→ **WRITTEN INSTRUCTION**:
Count how many lines of the material contain the string "JSON", then give that number and nothing more.

(Data extracted from a collection)
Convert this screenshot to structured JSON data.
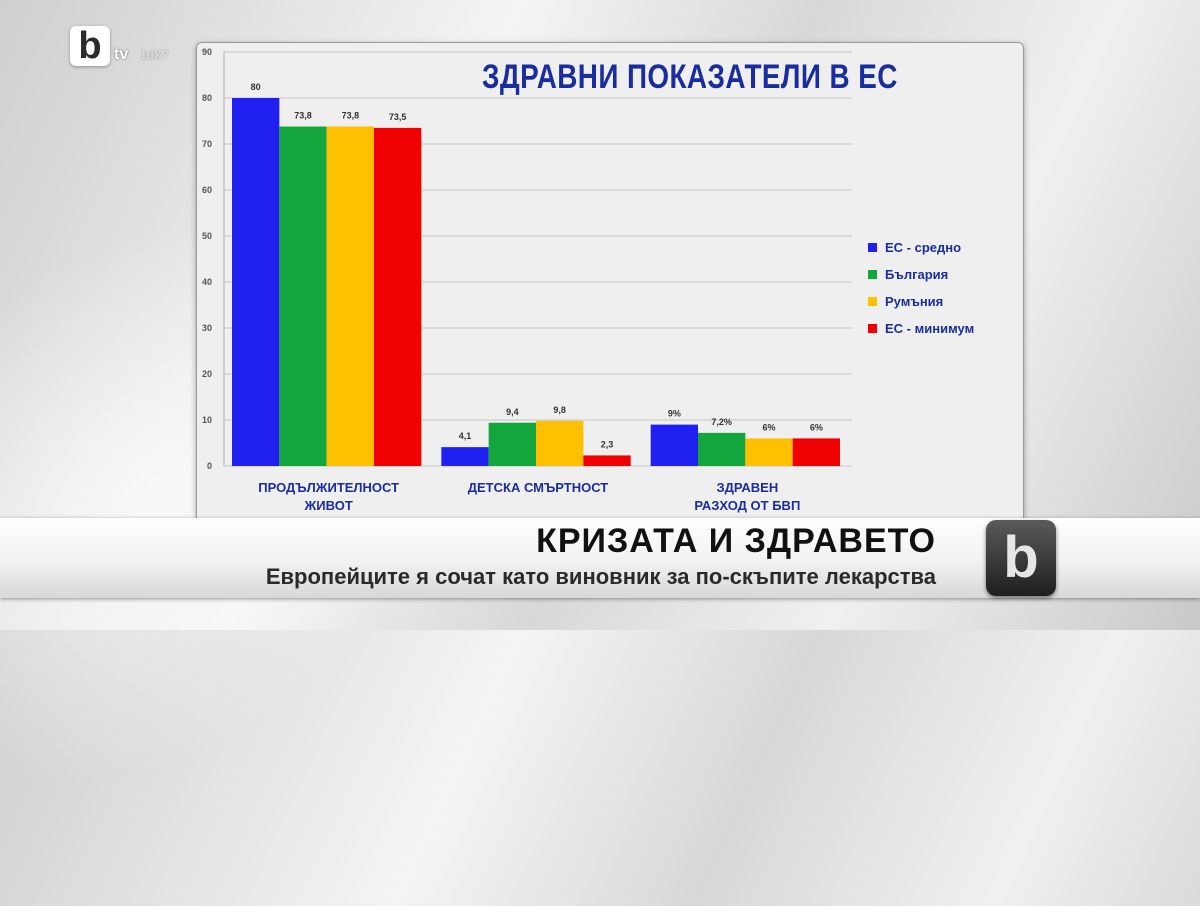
{
  "broadcast": {
    "logo_letter": "b",
    "logo_channel": "tv",
    "hd_label": "1dX?",
    "corner_logo_glyph": "b"
  },
  "lower_third": {
    "headline": "КРИЗАТА И ЗДРАВЕТО",
    "subline": "Европейците я сочат като виновник за по-скъпите лекарства"
  },
  "colors": {
    "eu_average": "#2020f0",
    "bulgaria": "#13a63c",
    "romania": "#ffc000",
    "eu_minimum": "#f00000",
    "title_blue": "#1a2d9e"
  },
  "chart_data": {
    "type": "bar",
    "title": "ЗДРАВНИ ПОКАЗАТЕЛИ В ЕС",
    "categories": [
      "ПРОДЪЛЖИТЕЛНОСТ ЖИВОТ",
      "ДЕТСКА СМЪРТНОСТ",
      "ЗДРАВЕН РАЗХОД ОТ БВП"
    ],
    "series": [
      {
        "name": "ЕС - средно",
        "values": [
          80,
          4.1,
          9
        ],
        "labels": [
          "80",
          "4,1",
          "9%"
        ],
        "color": "#2020f0"
      },
      {
        "name": "България",
        "values": [
          73.8,
          9.4,
          7.2
        ],
        "labels": [
          "73,8",
          "9,4",
          "7,2%"
        ],
        "color": "#13a63c"
      },
      {
        "name": "Румъния",
        "values": [
          73.8,
          9.8,
          6
        ],
        "labels": [
          "73,8",
          "9,8",
          "6%"
        ],
        "color": "#ffc000"
      },
      {
        "name": "ЕС - минимум",
        "values": [
          73.5,
          2.3,
          6
        ],
        "labels": [
          "73,5",
          "2,3",
          "6%"
        ],
        "color": "#f00000"
      }
    ],
    "ylim": [
      0,
      90
    ],
    "yticks": [
      0,
      10,
      20,
      30,
      40,
      50,
      60,
      70,
      80,
      90
    ],
    "grid": true,
    "legend": "right"
  }
}
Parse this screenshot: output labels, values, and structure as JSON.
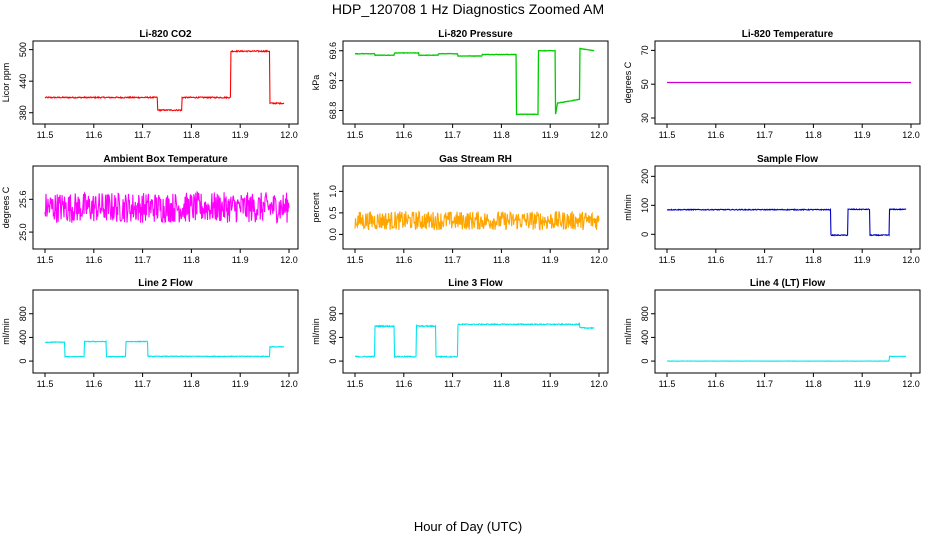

→ **RIGHT ANSWER**:
2